Copy every line with the string "longest" in it.

--- INPUT FOR THIS TASK ---

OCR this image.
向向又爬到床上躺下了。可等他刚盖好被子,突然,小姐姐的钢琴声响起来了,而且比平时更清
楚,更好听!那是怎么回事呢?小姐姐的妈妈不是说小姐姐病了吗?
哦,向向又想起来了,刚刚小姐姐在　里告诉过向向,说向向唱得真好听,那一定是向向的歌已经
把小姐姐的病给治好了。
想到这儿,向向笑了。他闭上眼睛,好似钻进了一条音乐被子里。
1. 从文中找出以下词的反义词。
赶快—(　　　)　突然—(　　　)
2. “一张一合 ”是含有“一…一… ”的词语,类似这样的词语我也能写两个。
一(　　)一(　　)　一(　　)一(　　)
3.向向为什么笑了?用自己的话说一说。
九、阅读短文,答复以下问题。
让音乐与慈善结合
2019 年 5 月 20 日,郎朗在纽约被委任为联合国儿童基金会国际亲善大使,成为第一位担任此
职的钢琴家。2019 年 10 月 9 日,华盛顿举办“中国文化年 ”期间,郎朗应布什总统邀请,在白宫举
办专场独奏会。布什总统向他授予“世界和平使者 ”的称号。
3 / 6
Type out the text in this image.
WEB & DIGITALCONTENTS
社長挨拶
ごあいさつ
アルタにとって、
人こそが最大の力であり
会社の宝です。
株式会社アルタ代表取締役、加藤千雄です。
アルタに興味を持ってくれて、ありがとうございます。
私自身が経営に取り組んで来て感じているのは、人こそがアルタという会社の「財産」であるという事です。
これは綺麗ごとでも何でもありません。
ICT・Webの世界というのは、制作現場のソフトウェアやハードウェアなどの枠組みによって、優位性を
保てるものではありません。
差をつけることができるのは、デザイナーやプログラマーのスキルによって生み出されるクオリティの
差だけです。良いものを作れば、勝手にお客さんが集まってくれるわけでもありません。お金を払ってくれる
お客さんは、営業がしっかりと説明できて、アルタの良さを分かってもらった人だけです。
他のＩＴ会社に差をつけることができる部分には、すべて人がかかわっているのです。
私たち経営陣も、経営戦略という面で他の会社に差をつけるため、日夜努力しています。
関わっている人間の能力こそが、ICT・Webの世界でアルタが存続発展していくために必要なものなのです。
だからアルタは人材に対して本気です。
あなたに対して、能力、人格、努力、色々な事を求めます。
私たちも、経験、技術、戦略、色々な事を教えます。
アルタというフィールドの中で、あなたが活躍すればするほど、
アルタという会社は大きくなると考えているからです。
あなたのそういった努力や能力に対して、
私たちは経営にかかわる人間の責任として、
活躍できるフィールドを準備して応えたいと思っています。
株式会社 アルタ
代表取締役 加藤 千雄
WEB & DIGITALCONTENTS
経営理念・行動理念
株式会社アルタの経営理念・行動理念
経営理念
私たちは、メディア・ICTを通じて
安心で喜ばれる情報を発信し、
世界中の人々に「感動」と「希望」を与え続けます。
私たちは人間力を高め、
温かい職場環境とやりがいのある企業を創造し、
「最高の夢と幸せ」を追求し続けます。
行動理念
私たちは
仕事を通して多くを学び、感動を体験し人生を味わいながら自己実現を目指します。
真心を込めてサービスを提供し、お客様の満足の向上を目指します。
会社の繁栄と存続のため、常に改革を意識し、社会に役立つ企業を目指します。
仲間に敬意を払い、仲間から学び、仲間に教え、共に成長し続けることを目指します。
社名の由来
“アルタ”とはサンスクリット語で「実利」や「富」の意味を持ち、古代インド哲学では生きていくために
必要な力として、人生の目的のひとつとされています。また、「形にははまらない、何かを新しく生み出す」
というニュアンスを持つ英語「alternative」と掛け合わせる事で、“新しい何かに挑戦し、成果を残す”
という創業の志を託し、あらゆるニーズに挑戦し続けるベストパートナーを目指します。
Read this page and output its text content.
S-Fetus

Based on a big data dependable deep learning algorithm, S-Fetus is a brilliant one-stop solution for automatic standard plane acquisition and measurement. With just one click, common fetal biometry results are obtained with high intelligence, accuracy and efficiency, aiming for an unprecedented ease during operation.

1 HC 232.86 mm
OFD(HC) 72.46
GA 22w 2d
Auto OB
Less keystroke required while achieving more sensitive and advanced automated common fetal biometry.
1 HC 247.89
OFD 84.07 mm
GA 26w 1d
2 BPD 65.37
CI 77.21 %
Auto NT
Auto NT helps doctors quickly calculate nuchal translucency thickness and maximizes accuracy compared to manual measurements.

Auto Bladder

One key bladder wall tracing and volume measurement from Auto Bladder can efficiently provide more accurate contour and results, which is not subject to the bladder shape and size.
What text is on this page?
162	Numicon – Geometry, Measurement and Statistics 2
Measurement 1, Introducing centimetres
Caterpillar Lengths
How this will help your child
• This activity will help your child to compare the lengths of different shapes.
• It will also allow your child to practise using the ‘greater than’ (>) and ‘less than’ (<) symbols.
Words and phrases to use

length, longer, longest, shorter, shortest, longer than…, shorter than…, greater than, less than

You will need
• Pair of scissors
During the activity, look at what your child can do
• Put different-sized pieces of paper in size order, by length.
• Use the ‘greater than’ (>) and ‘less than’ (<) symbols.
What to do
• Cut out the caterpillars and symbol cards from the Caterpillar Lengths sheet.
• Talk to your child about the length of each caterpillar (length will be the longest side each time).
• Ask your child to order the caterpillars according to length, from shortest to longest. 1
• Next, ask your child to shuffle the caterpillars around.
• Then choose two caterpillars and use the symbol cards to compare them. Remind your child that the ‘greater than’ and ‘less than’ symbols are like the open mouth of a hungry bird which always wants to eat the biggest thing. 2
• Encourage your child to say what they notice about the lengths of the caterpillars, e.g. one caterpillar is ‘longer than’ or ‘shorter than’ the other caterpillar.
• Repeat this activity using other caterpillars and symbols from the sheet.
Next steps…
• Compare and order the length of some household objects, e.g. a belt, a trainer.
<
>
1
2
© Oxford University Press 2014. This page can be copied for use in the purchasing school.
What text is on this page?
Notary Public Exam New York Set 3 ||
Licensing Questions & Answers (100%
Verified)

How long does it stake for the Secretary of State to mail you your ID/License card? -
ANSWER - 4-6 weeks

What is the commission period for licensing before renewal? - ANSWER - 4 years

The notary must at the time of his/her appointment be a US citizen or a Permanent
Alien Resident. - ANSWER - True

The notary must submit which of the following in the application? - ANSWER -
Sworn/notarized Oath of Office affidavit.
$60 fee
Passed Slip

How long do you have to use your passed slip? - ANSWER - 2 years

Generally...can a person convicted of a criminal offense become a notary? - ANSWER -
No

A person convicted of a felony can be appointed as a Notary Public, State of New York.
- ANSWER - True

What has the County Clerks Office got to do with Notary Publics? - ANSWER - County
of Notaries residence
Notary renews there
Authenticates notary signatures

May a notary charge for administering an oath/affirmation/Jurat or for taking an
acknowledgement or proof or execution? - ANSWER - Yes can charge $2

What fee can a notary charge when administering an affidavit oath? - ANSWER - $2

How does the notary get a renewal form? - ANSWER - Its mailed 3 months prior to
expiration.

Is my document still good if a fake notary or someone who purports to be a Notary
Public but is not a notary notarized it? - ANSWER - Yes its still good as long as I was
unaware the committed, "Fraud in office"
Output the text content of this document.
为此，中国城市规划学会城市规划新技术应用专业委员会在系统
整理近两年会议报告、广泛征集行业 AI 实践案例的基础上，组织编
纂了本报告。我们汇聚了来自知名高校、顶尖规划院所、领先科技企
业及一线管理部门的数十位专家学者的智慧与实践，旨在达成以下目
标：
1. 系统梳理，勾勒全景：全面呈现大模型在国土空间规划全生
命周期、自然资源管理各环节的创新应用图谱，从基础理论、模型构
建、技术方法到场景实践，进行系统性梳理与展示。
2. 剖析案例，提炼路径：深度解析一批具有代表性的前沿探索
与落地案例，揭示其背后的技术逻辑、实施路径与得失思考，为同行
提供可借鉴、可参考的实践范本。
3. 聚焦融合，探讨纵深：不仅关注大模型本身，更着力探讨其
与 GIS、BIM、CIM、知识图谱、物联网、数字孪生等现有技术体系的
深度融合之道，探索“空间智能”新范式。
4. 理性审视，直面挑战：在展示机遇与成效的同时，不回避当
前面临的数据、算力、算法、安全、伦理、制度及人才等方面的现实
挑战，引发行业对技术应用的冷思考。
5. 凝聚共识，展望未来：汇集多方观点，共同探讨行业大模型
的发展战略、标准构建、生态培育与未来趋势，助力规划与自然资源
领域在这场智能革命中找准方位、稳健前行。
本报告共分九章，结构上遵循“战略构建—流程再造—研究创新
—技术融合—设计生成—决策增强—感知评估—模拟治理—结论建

---

* **EXERCISE OUTPUT**
length, longer, longest, shorter, shortest, longer than…, shorter than…, greater than, less than
• Talk to your child about the length of each caterpillar (length will be the longest side each time).
• Ask your child to order the caterpillars according to length, from shortest to longest. 1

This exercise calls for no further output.